▸ **The problem**: Only the pictures are to be left out; set down the rest of the records exactly.
▼
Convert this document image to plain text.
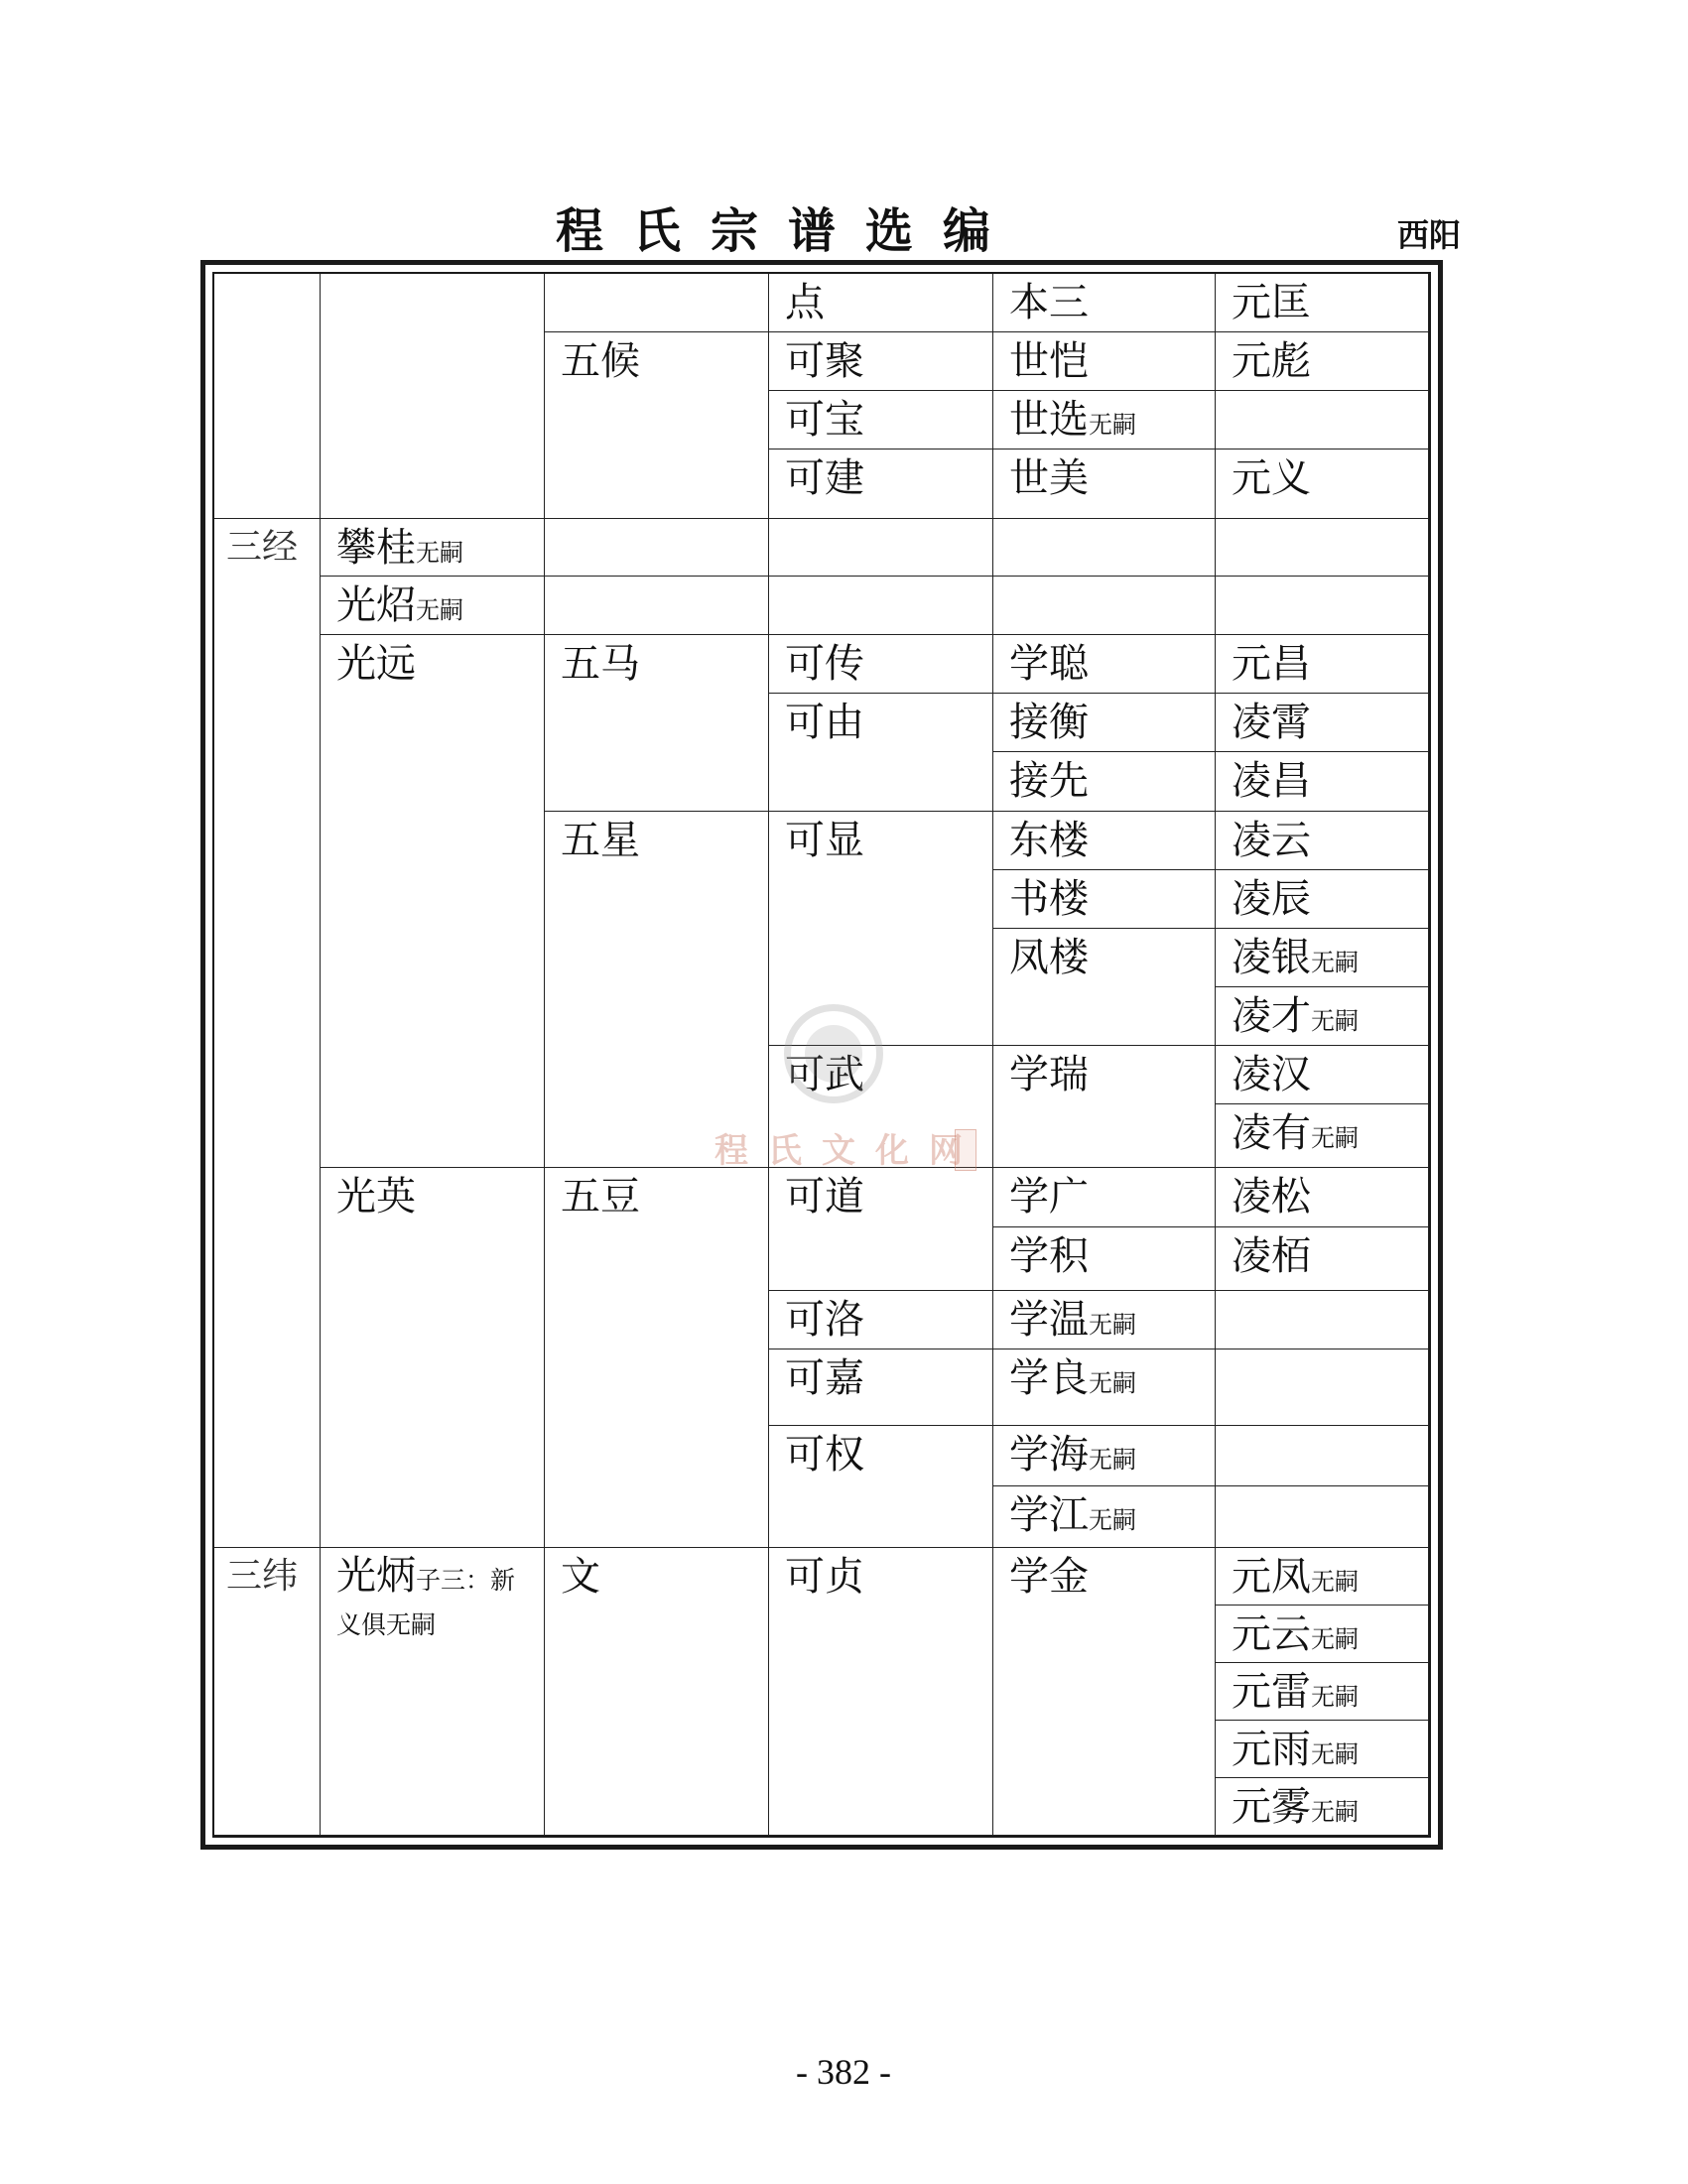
程氏宗谱选编	西阳
三经
三纬
攀桂无嗣
光炤无嗣
光远
光英
光炳子三：新义俱无嗣
五候
五马
五星
五豆
文
点
可聚
可宝
可建
可传
可由
可显
可武
可道
可洛
可嘉
可权
可贞
本三
世恺
世选无嗣
世美
学聪
接衡
接先
东楼
书楼
凤楼
学瑞
学广
学积
学温无嗣
学良无嗣
学海无嗣
学江无嗣
学金
元匡
元彪
元义
元昌
凌霄
凌昌
凌云
凌辰
凌银无嗣
凌才无嗣
凌汉
凌有无嗣
凌松
凌栢
元凤无嗣
元云无嗣
元雷无嗣
元雨无嗣
元雾无嗣
程氏文化网
- 382 -
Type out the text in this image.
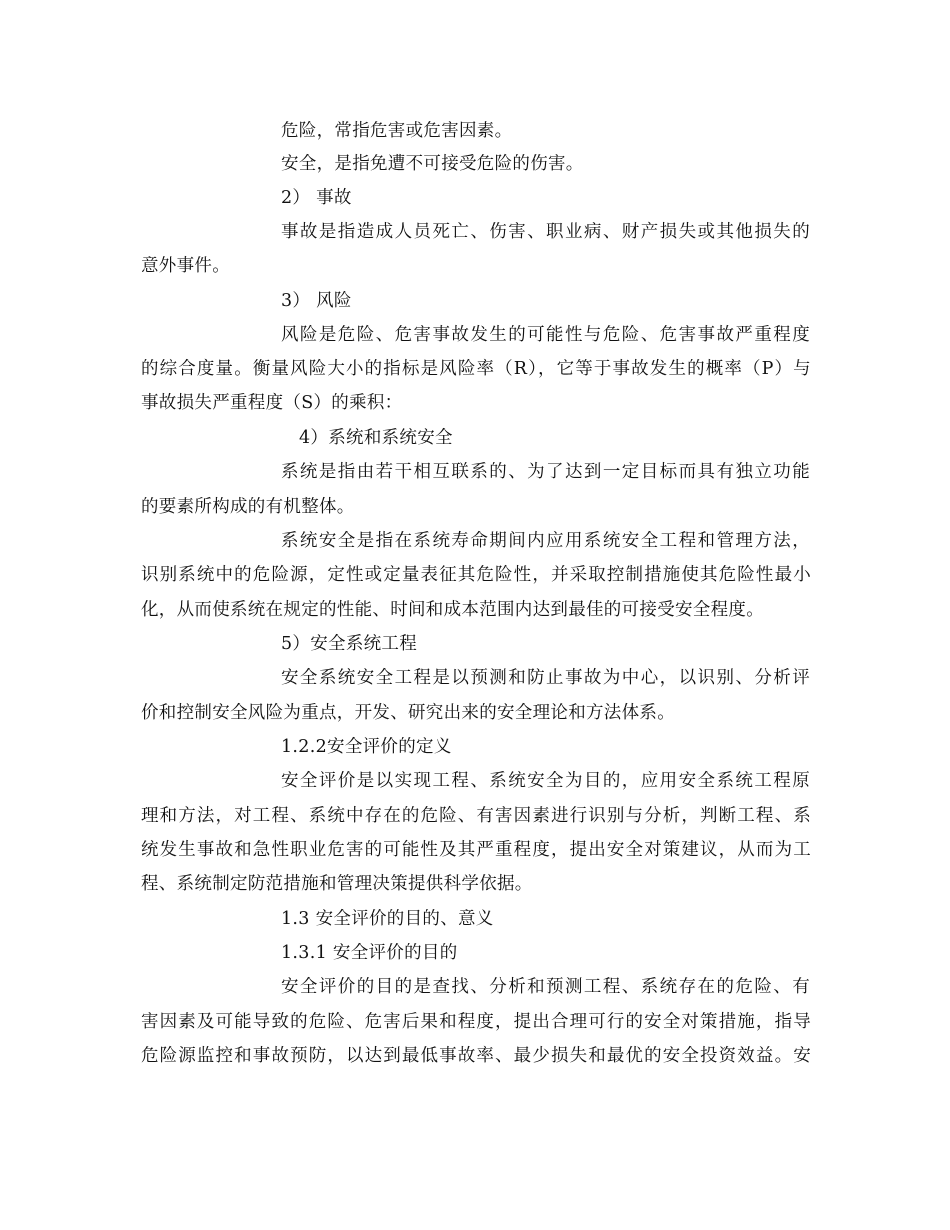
危险，常指危害或危害因素。
安全，是指免遭不可接受危险的伤害。
2） 事故
事故是指造成人员死亡、伤害、职业病、财产损失或其他损失的
意外事件。
3） 风险
风险是危险、危害事故发生的可能性与危险、危害事故严重程度
的综合度量。衡量风险大小的指标是风险率（R），它等于事故发生的概率（P）与
事故损失严重程度（S）的乘积：
4）系统和系统安全
系统是指由若干相互联系的、为了达到一定目标而具有独立功能
的要素所构成的有机整体。
系统安全是指在系统寿命期间内应用系统安全工程和管理方法，
识别系统中的危险源，定性或定量表征其危险性，并采取控制措施使其危险性最小
化，从而使系统在规定的性能、时间和成本范围内达到最佳的可接受安全程度。
5）安全系统工程
安全系统安全工程是以预测和防止事故为中心，以识别、分析评
价和控制安全风险为重点，开发、研究出来的安全理论和方法体系。
1.2.2安全评价的定义
安全评价是以实现工程、系统安全为目的，应用安全系统工程原
理和方法，对工程、系统中存在的危险、有害因素进行识别与分析，判断工程、系
统发生事故和急性职业危害的可能性及其严重程度，提出安全对策建议，从而为工
程、系统制定防范措施和管理决策提供科学依据。
1.3 安全评价的目的、意义
1.3.1 安全评价的目的
安全评价的目的是查找、分析和预测工程、系统存在的危险、有
害因素及可能导致的危险、危害后果和程度，提出合理可行的安全对策措施，指导
危险源监控和事故预防，以达到最低事故率、最少损失和最优的安全投资效益。安
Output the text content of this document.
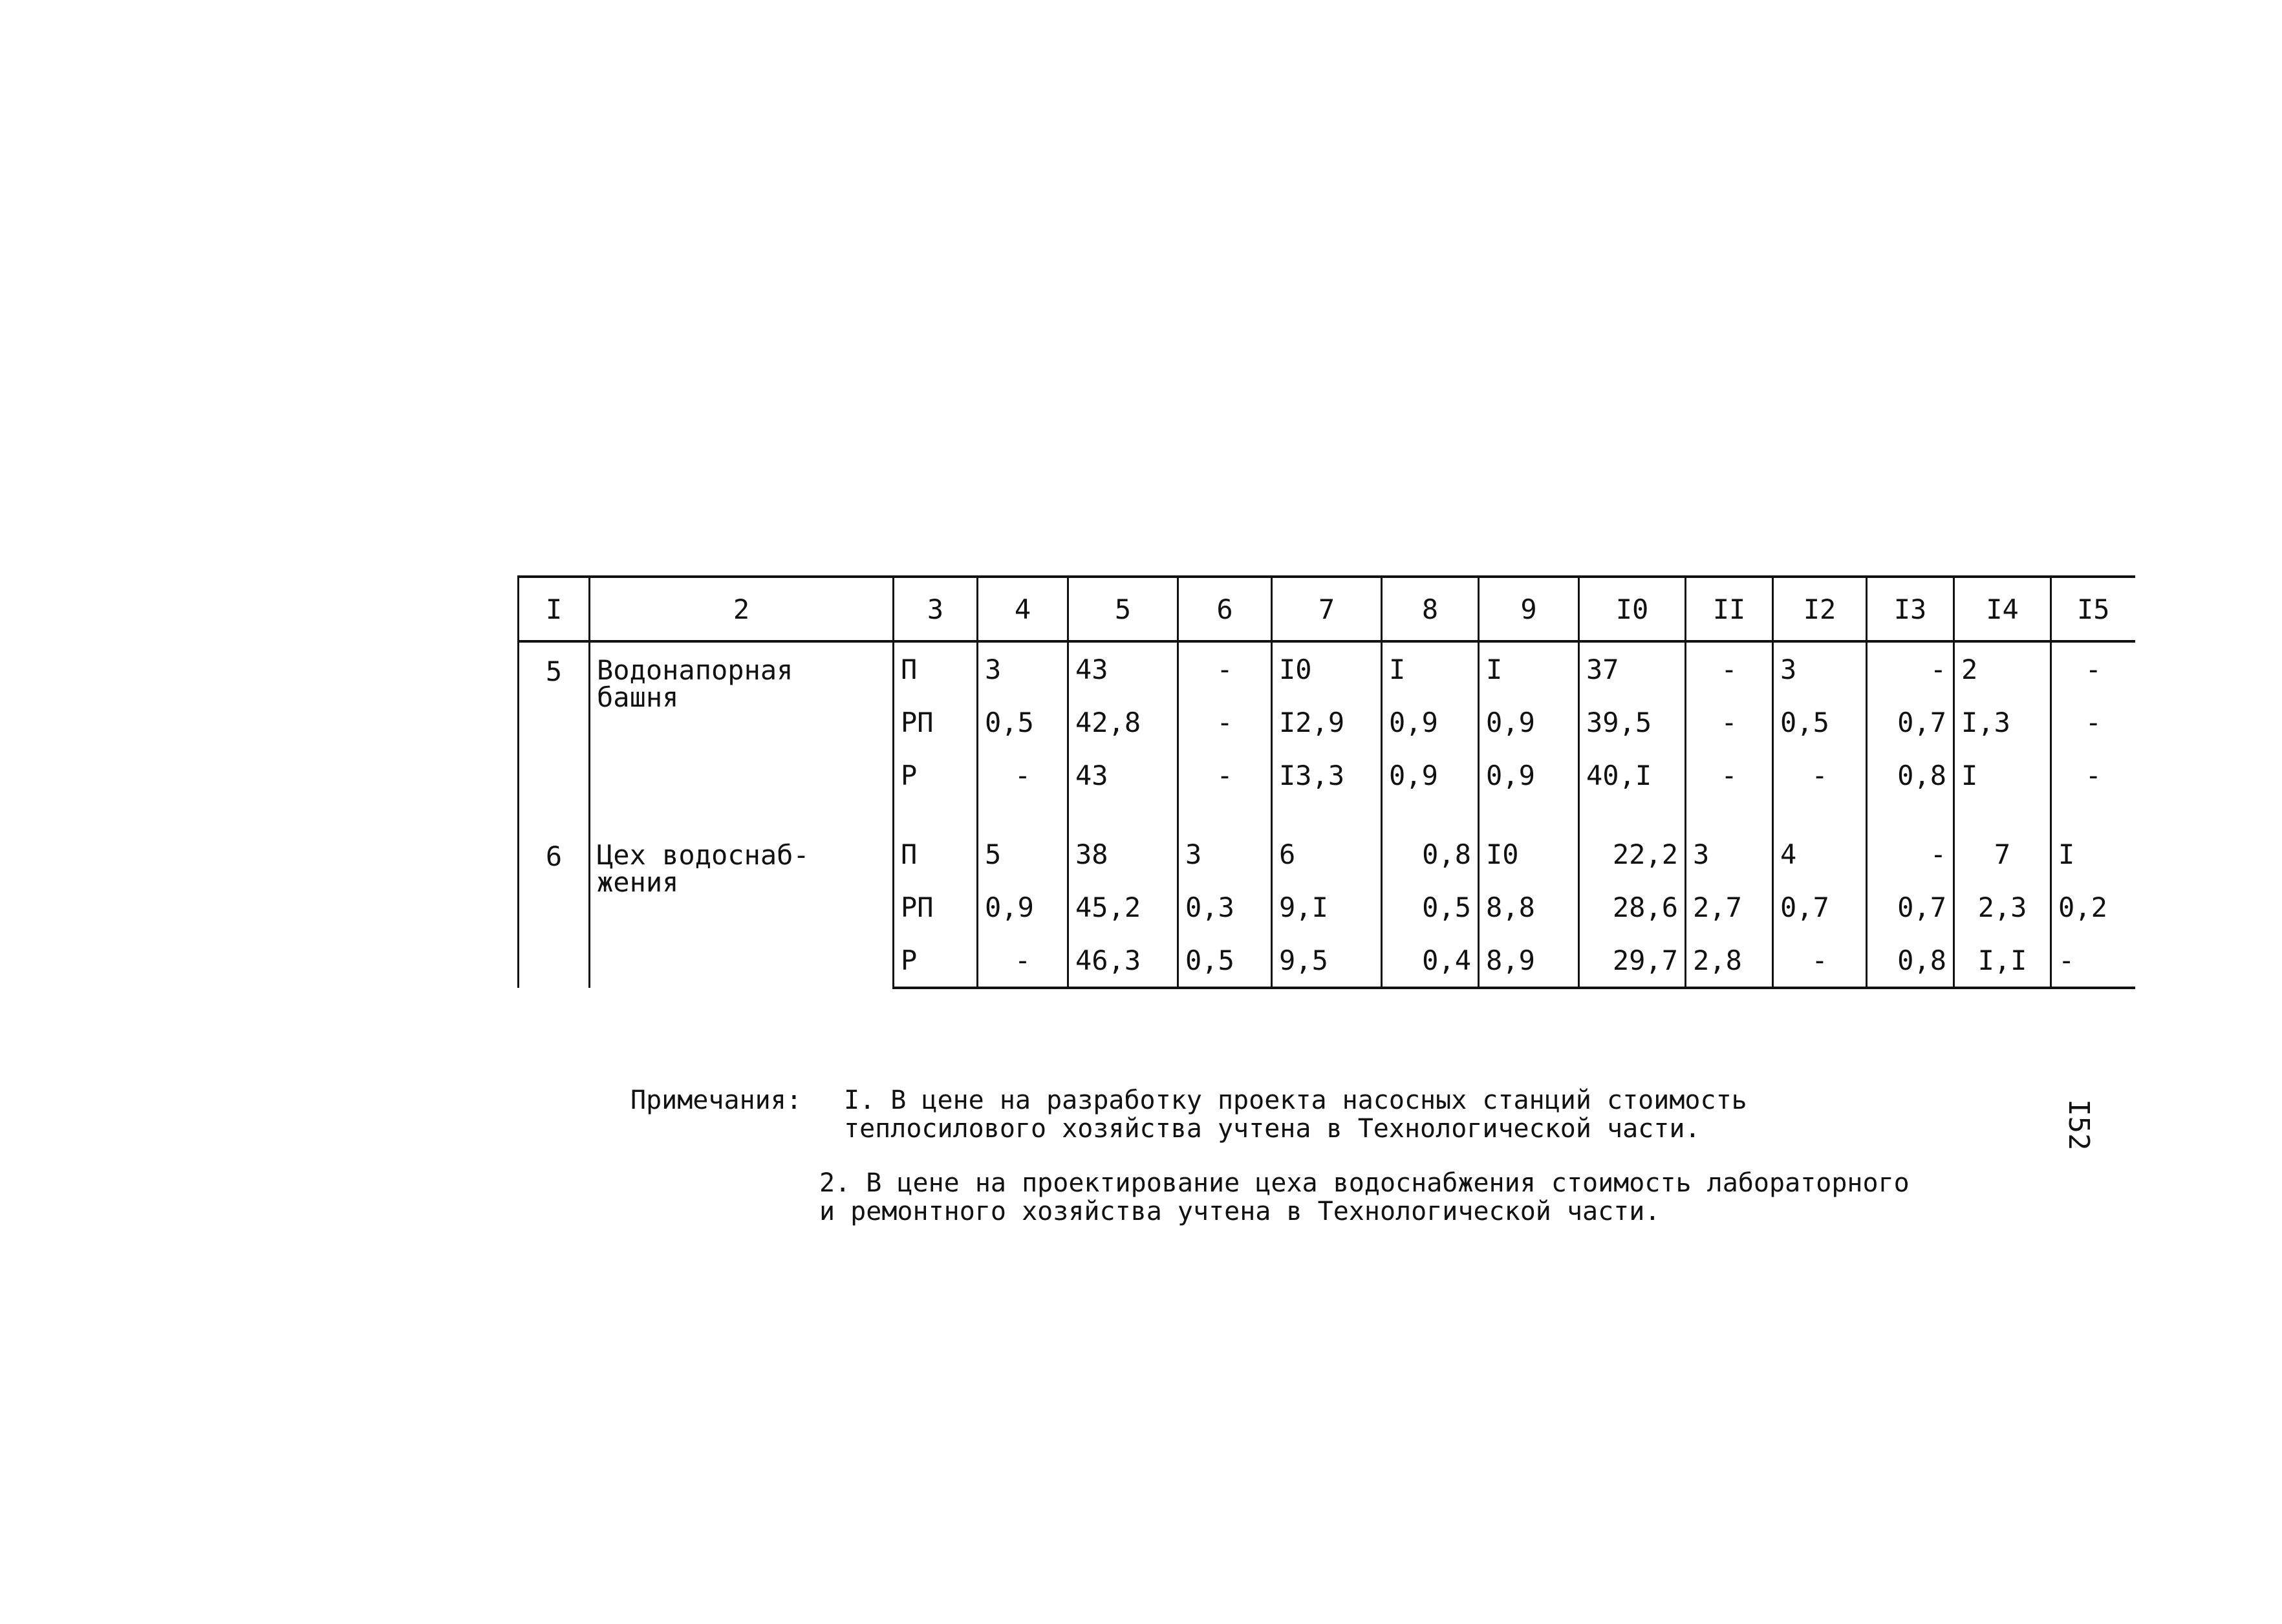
I	2	3	4	5	6	7	8	9	I0	II	I2	I3	I4	I5
5	Водонапорная башня	П	3	43	-	I0	I	I	37	-	3	-	2	-
		РП	0,5	42,8	-	I2,9	0,9	0,9	39,5	-	0,5	0,7	I,3	-
		Р	-	43	-	I3,3	0,9	0,9	40,I	-	-	0,8	I	-

6	Цех водоснаб-жения	П	5	38	3	6	0,8	I0	22,2	3	4	-	7	I
		РП	0,9	45,2	0,3	9,I	0,5	8,8	28,6	2,7	0,7	0,7	2,3	0,2
		Р	-	46,3	0,5	9,5	0,4	8,9	29,7	2,8	-	0,8	I,I	-
Примечания:	I. В цене на разработку проекта насосных станций стоимость теплосилового хозяйства учтена в Технологической части.
2. В цене на проектирование цеха водоснабжения стоимость лабораторного и ремонтного хозяйства учтена в Технологической части.
I52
▲
▸ **Answer to this problem**:
Convert this document image to plain text.
程氏宗谱选编	西阳
三经
三纬
攀桂无嗣
光炤无嗣
光远
光英
光炳子三：新义俱无嗣
五候
五马
五星
五豆
文
点
可聚
可宝
可建
可传
可由
可显
可武
可道
可洛
可嘉
可权
可贞
本三
世恺
世选无嗣
世美
学聪
接衡
接先
东楼
书楼
凤楼
学瑞
学广
学积
学温无嗣
学良无嗣
学海无嗣
学江无嗣
学金
元匡
元彪
元义
元昌
凌霄
凌昌
凌云
凌辰
凌银无嗣
凌才无嗣
凌汉
凌有无嗣
凌松
凌栢
元凤无嗣
元云无嗣
元雷无嗣
元雨无嗣
元雾无嗣
程氏文化网
- 382 -
Type out the text in this image.
危险，常指危害或危害因素。
安全，是指免遭不可接受危险的伤害。
2） 事故
事故是指造成人员死亡、伤害、职业病、财产损失或其他损失的
意外事件。
3） 风险
风险是危险、危害事故发生的可能性与危险、危害事故严重程度
的综合度量。衡量风险大小的指标是风险率（R），它等于事故发生的概率（P）与
事故损失严重程度（S）的乘积：
4）系统和系统安全
系统是指由若干相互联系的、为了达到一定目标而具有独立功能
的要素所构成的有机整体。
系统安全是指在系统寿命期间内应用系统安全工程和管理方法，
识别系统中的危险源，定性或定量表征其危险性，并采取控制措施使其危险性最小
化，从而使系统在规定的性能、时间和成本范围内达到最佳的可接受安全程度。
5）安全系统工程
安全系统安全工程是以预测和防止事故为中心，以识别、分析评
价和控制安全风险为重点，开发、研究出来的安全理论和方法体系。
1.2.2安全评价的定义
安全评价是以实现工程、系统安全为目的，应用安全系统工程原
理和方法，对工程、系统中存在的危险、有害因素进行识别与分析，判断工程、系
统发生事故和急性职业危害的可能性及其严重程度，提出安全对策建议，从而为工
程、系统制定防范措施和管理决策提供科学依据。
1.3 安全评价的目的、意义
1.3.1 安全评价的目的
安全评价的目的是查找、分析和预测工程、系统存在的危险、有
害因素及可能导致的危险、危害后果和程度，提出合理可行的安全对策措施，指导
危险源监控和事故预防，以达到最低事故率、最少损失和最优的安全投资效益。安
Output the text content of this document.
I	2	3	4	5	6	7	8	9	I0	II	I2	I3	I4	I5
5	Водонапорная башня	П	3	43	-	I0	I	I	37	-	3	-	2	-
		РП	0,5	42,8	-	I2,9	0,9	0,9	39,5	-	0,5	0,7	I,3	-
		Р	-	43	-	I3,3	0,9	0,9	40,I	-	-	0,8	I	-

6	Цех водоснаб-жения	П	5	38	3	6	0,8	I0	22,2	3	4	-	7	I
		РП	0,9	45,2	0,3	9,I	0,5	8,8	28,6	2,7	0,7	0,7	2,3	0,2
		Р	-	46,3	0,5	9,5	0,4	8,9	29,7	2,8	-	0,8	I,I	-
Примечания:	I. В цене на разработку проекта насосных станций стоимость теплосилового хозяйства учтена в Технологической части.
2. В цене на проектирование цеха водоснабжения стоимость лабораторного и ремонтного хозяйства учтена в Технологической части.
I52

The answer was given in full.